[CHALLENGE] Copy out the lines that include the word "this".

## START DATASET CONTENT

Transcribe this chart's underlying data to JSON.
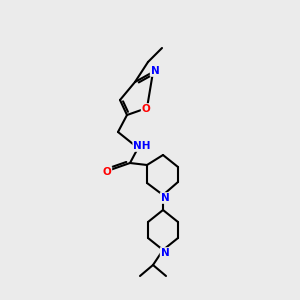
{
  "background_color": "#ebebeb",
  "atom_colors": {
    "N": "#0000ff",
    "O": "#ff0000",
    "C": "#000000",
    "H": "#008080"
  },
  "bond_color": "#000000",
  "bond_width": 1.5,
  "font_size_atoms": 7.5
}
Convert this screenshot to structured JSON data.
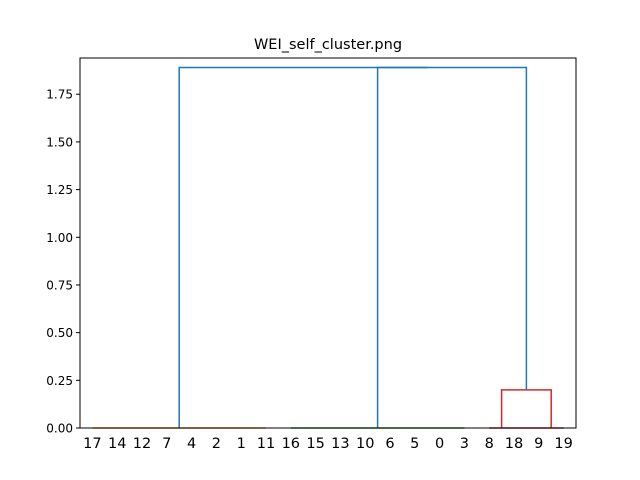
{
  "chart_data": {
    "type": "dendrogram",
    "title": "WEI_self_cluster.png",
    "xlabel": "",
    "ylabel": "",
    "ylim": [
      0,
      1.94
    ],
    "grid": false,
    "leaf_order": [
      "17",
      "14",
      "12",
      "7",
      "4",
      "2",
      "1",
      "11",
      "16",
      "15",
      "13",
      "10",
      "6",
      "5",
      "0",
      "3",
      "8",
      "18",
      "9",
      "19"
    ],
    "yticks": [
      "0.00",
      "0.25",
      "0.50",
      "0.75",
      "1.00",
      "1.25",
      "1.50",
      "1.75"
    ],
    "ytick_values": [
      0,
      0.25,
      0.5,
      0.75,
      1.0,
      1.25,
      1.5,
      1.75
    ],
    "clusters": [
      {
        "color": "#ff7f0e",
        "leaves_from": 0,
        "leaves_to": 7,
        "height": 0.0
      },
      {
        "color": "#2ca02c",
        "leaves_from": 8,
        "leaves_to": 15,
        "height": 0.0
      },
      {
        "color": "#d62728",
        "leaves_from": 16,
        "leaves_to": 19,
        "height": 0.0
      }
    ],
    "links": [
      {
        "color": "#d62728",
        "left_leaf_range": [
          16,
          17
        ],
        "right_leaf_range": [
          18,
          19
        ],
        "height": 0.2,
        "left_height": 0.0,
        "right_height": 0.0
      },
      {
        "color": "#1f77b4",
        "left_leaf_range": [
          8,
          15
        ],
        "right_leaf_range": [
          16,
          19
        ],
        "height": 1.89,
        "left_height": 0.0,
        "right_height": 0.2
      },
      {
        "color": "#1f77b4",
        "left_leaf_range": [
          0,
          7
        ],
        "right_leaf_range": [
          8,
          19
        ],
        "height": 1.89,
        "left_height": 0.0,
        "right_height": 1.89
      }
    ]
  }
}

## END DATASET CONTENT

[FINISHED TASK]
Transcribe this chart's underlying data to JSON.
Convert this screenshot to structured JSON data.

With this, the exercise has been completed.